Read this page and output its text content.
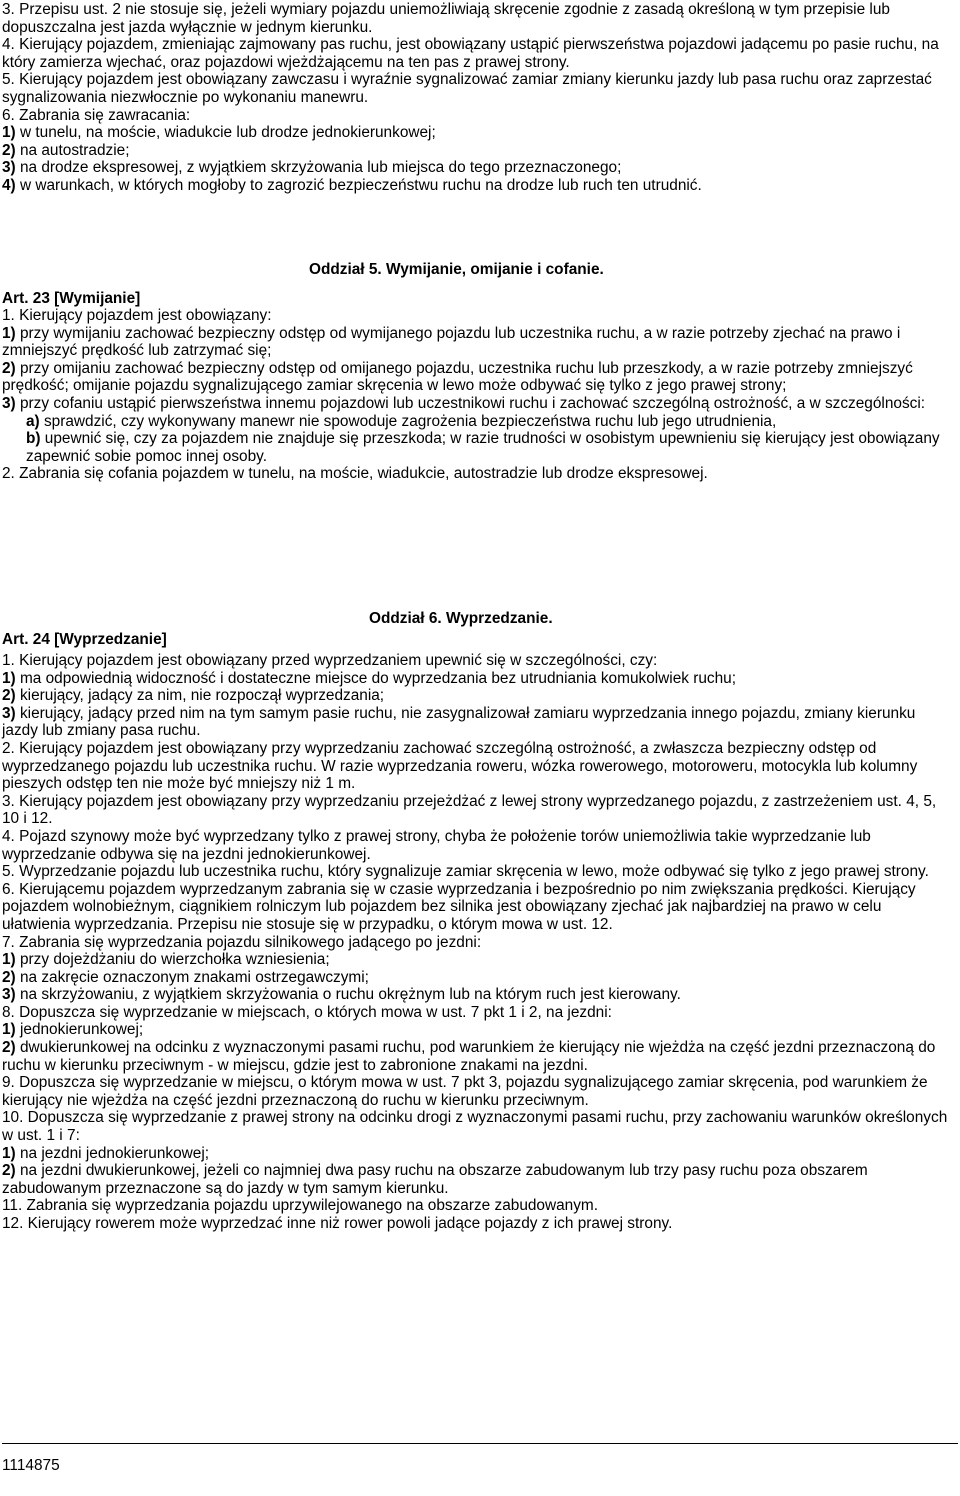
3. Przepisu ust. 2 nie stosuje się, jeżeli wymiary pojazdu uniemożliwiają skręcenie zgodnie z zasadą określoną w tym przepisie lub dopuszczalna jest jazda wyłącznie w jednym kierunku.

4. Kierujący pojazdem, zmieniając zajmowany pas ruchu, jest obowiązany ustąpić pierwszeństwa pojazdowi jadącemu po pasie ruchu, na który zamierza wjechać, oraz pojazdowi wjeżdżającemu na ten pas z prawej strony.

5. Kierujący pojazdem jest obowiązany zawczasu i wyraźnie sygnalizować zamiar zmiany kierunku jazdy lub pasa ruchu oraz zaprzestać sygnalizowania niezwłocznie po wykonaniu manewru.

6. Zabrania się zawracania:

1) w tunelu, na moście, wiadukcie lub drodze jednokierunkowej;

2) na autostradzie;

3) na drodze ekspresowej, z wyjątkiem skrzyżowania lub miejsca do tego przeznaczonego;

4) w warunkach, w których mogłoby to zagrozić bezpieczeństwu ruchu na drodze lub ruch ten utrudnić.

Oddział 5. Wymijanie, omijanie i cofanie.

Art. 23 [Wymijanie]

1. Kierujący pojazdem jest obowiązany:

1) przy wymijaniu zachować bezpieczny odstęp od wymijanego pojazdu lub uczestnika ruchu, a w razie potrzeby zjechać na prawo i zmniejszyć prędkość lub zatrzymać się;

2) przy omijaniu zachować bezpieczny odstęp od omijanego pojazdu, uczestnika ruchu lub przeszkody, a w razie potrzeby zmniejszyć prędkość; omijanie pojazdu sygnalizującego zamiar skręcenia w lewo może odbywać się tylko z jego prawej strony;

3) przy cofaniu ustąpić pierwszeństwa innemu pojazdowi lub uczestnikowi ruchu i zachować szczególną ostrożność, a w szczególności:

a) sprawdzić, czy wykonywany manewr nie spowoduje zagrożenia bezpieczeństwa ruchu lub jego utrudnienia,

b) upewnić się, czy za pojazdem nie znajduje się przeszkoda; w razie trudności w osobistym upewnieniu się kierujący jest obowiązany zapewnić sobie pomoc innej osoby.

2. Zabrania się cofania pojazdem w tunelu, na moście, wiadukcie, autostradzie lub drodze ekspresowej.

Oddział 6. Wyprzedzanie.

Art. 24 [Wyprzedzanie]

1. Kierujący pojazdem jest obowiązany przed wyprzedzaniem upewnić się w szczególności, czy:

1) ma odpowiednią widoczność i dostateczne miejsce do wyprzedzania bez utrudniania komukolwiek ruchu;

2) kierujący, jadący za nim, nie rozpoczął wyprzedzania;

3) kierujący, jadący przed nim na tym samym pasie ruchu, nie zasygnalizował zamiaru wyprzedzania innego pojazdu, zmiany kierunku jazdy lub zmiany pasa ruchu.

2. Kierujący pojazdem jest obowiązany przy wyprzedzaniu zachować szczególną ostrożność, a zwłaszcza bezpieczny odstęp od wyprzedzanego pojazdu lub uczestnika ruchu. W razie wyprzedzania roweru, wózka rowerowego, motoroweru, motocykla lub kolumny pieszych odstęp ten nie może być mniejszy niż 1 m.

3. Kierujący pojazdem jest obowiązany przy wyprzedzaniu przejeżdżać z lewej strony wyprzedzanego pojazdu, z zastrzeżeniem ust. 4, 5, 10 i 12.

4. Pojazd szynowy może być wyprzedzany tylko z prawej strony, chyba że położenie torów uniemożliwia takie wyprzedzanie lub wyprzedzanie odbywa się na jezdni jednokierunkowej.

5. Wyprzedzanie pojazdu lub uczestnika ruchu, który sygnalizuje zamiar skręcenia w lewo, może odbywać się tylko z jego prawej strony.

6. Kierującemu pojazdem wyprzedzanym zabrania się w czasie wyprzedzania i bezpośrednio po nim zwiększania prędkości. Kierujący pojazdem wolnobieżnym, ciągnikiem rolniczym lub pojazdem bez silnika jest obowiązany zjechać jak najbardziej na prawo w celu ułatwienia wyprzedzania. Przepisu nie stosuje się w przypadku, o którym mowa w ust. 12.

7. Zabrania się wyprzedzania pojazdu silnikowego jadącego po jezdni:

1) przy dojeżdżaniu do wierzchołka wzniesienia;

2) na zakręcie oznaczonym znakami ostrzegawczymi;

3) na skrzyżowaniu, z wyjątkiem skrzyżowania o ruchu okrężnym lub na którym ruch jest kierowany.

8. Dopuszcza się wyprzedzanie w miejscach, o których mowa w ust. 7 pkt 1 i 2, na jezdni:

1) jednokierunkowej;

2) dwukierunkowej na odcinku z wyznaczonymi pasami ruchu, pod warunkiem że kierujący nie wjeżdża na część jezdni przeznaczoną do ruchu w kierunku przeciwnym - w miejscu, gdzie jest to zabronione znakami na jezdni.

9. Dopuszcza się wyprzedzanie w miejscu, o którym mowa w ust. 7 pkt 3, pojazdu sygnalizującego zamiar skręcenia, pod warunkiem że kierujący nie wjeżdża na część jezdni przeznaczoną do ruchu w kierunku przeciwnym.

10. Dopuszcza się wyprzedzanie z prawej strony na odcinku drogi z wyznaczonymi pasami ruchu, przy zachowaniu warunków określonych w ust. 1 i 7:

1) na jezdni jednokierunkowej;

2) na jezdni dwukierunkowej, jeżeli co najmniej dwa pasy ruchu na obszarze zabudowanym lub trzy pasy ruchu poza obszarem zabudowanym przeznaczone są do jazdy w tym samym kierunku.

11. Zabrania się wyprzedzania pojazdu uprzywilejowanego na obszarze zabudowanym.

12. Kierujący rowerem może wyprzedzać inne niż rower powoli jadące pojazdy z ich prawej strony.

1114875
####
■ REQUIREMENT ■
Each line above that includes "zachować" should be shown.

■ ANSWER TO THE TASK ■
1) przy wymijaniu zachować bezpieczny odstęp od wymijanego pojazdu lub uczestnika ruchu, a w razie potrzeby zjechać na prawo i zmniejszyć prędkość lub zatrzymać się;
2) przy omijaniu zachować bezpieczny odstęp od omijanego pojazdu, uczestnika ruchu lub przeszkody, a w razie potrzeby zmniejszyć prędkość; omijanie pojazdu sygnalizującego zamiar skręcenia w lewo może odbywać się tylko z jego prawej strony;
3) przy cofaniu ustąpić pierwszeństwa innemu pojazdowi lub uczestnikowi ruchu i zachować szczególną ostrożność, a w szczególności:
2. Kierujący pojazdem jest obowiązany przy wyprzedzaniu zachować szczególną ostrożność, a zwłaszcza bezpieczny odstęp od wyprzedzanego pojazdu lub uczestnika ruchu. W razie wyprzedzania roweru, wózka rowerowego, motoroweru, motocykla lub kolumny pieszych odstęp ten nie może być mniejszy niż 1 m.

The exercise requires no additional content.